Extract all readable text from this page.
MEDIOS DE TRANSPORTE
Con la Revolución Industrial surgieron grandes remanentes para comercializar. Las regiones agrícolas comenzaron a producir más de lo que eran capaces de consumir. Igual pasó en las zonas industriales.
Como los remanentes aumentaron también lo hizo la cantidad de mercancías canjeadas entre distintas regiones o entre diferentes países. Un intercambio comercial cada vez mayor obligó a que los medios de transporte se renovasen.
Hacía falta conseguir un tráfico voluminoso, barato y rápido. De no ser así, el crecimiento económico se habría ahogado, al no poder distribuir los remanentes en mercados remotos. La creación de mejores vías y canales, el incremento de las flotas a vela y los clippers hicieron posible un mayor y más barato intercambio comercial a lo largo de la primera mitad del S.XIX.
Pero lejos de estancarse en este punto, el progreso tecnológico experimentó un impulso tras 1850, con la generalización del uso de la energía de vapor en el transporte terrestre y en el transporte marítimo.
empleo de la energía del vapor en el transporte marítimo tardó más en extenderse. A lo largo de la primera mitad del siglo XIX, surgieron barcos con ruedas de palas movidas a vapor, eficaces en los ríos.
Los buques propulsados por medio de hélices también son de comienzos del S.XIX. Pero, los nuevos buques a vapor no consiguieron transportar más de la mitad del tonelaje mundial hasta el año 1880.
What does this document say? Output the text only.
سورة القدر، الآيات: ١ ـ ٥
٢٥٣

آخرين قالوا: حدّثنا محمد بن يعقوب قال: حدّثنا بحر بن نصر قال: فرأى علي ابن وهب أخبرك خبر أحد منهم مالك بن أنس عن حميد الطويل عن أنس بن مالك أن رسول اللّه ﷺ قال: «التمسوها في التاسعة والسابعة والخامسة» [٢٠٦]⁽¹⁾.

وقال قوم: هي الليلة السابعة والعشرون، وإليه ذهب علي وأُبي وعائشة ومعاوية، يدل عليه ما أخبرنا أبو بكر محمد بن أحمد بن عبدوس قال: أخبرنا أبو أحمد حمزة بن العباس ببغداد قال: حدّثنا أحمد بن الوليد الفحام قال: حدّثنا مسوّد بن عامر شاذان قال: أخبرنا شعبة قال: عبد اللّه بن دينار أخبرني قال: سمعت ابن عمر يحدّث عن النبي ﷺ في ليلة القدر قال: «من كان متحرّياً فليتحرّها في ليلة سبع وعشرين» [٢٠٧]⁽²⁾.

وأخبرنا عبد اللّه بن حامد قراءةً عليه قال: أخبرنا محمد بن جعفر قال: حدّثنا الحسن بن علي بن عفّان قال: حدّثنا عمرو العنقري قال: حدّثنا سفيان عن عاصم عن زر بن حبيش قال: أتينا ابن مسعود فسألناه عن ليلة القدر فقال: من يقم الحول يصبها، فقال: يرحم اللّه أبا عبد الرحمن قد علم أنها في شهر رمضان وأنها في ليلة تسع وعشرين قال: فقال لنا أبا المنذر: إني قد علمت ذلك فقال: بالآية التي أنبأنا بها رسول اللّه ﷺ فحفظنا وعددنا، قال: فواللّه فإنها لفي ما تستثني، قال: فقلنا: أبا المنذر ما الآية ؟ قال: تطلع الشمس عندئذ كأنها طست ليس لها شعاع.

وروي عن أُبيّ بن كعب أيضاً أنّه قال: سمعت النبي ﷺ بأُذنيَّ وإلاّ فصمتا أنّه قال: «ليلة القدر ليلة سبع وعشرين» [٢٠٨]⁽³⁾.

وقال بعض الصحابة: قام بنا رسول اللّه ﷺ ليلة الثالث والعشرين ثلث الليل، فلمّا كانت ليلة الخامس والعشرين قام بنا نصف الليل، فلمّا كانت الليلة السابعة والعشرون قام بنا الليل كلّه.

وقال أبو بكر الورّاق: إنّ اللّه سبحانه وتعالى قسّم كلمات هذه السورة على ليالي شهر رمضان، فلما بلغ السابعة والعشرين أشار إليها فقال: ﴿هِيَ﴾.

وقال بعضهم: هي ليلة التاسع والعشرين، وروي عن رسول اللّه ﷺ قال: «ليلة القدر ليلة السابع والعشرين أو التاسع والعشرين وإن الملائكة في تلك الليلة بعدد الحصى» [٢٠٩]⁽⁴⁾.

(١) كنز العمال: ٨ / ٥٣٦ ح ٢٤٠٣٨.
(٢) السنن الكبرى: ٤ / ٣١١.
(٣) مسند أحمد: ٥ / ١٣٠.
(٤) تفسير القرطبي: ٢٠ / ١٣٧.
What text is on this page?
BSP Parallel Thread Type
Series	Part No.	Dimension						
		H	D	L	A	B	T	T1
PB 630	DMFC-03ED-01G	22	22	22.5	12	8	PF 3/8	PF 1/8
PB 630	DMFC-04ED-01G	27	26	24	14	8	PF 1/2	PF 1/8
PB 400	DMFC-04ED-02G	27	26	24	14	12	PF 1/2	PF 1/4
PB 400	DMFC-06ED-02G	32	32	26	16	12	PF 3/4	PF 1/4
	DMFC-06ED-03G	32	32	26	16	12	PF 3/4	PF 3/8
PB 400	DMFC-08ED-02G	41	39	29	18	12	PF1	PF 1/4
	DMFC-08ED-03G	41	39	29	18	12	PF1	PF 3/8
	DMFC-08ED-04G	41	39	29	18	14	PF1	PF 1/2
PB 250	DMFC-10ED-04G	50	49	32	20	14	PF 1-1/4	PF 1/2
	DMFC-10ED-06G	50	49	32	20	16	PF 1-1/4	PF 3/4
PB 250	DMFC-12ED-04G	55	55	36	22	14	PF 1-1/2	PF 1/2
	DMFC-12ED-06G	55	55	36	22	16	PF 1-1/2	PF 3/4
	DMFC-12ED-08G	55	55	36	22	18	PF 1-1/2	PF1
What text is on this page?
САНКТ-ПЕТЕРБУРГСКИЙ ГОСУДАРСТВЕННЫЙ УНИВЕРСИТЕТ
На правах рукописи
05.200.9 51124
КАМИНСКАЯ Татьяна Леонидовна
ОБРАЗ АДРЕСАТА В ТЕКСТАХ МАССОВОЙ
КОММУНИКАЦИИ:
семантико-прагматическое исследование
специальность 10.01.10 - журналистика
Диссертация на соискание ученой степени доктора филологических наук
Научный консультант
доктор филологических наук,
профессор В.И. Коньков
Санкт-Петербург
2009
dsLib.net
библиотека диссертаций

__________

Which lines above contain the word "رمضان"? Copy each of them.

وأخبرنا عبد اللّه بن حامد قراءةً عليه قال: أخبرنا محمد بن جعفر قال: حدّثنا الحسن بن علي بن عفّان قال: حدّثنا عمرو العنقري قال: حدّثنا سفيان عن عاصم عن زر بن حبيش قال: أتينا ابن مسعود فسألناه عن ليلة القدر فقال: من يقم الحول يصبها، فقال: يرحم اللّه أبا عبد الرحمن قد علم أنها في شهر رمضان وأنها في ليلة تسع وعشرين قال: فقال لنا أبا المنذر: إني قد علمت ذلك فقال: بالآية التي أنبأنا بها رسول اللّه ﷺ فحفظنا وعددنا، قال: فواللّه فإنها لفي ما تستثني، قال: فقلنا: أبا المنذر ما الآية ؟ قال: تطلع الشمس عندئذ كأنها طست ليس لها شعاع.
وقال أبو بكر الورّاق: إنّ اللّه سبحانه وتعالى قسّم كلمات هذه السورة على ليالي شهر رمضان، فلما بلغ السابعة والعشرين أشار إليها فقال: ﴿هِيَ﴾.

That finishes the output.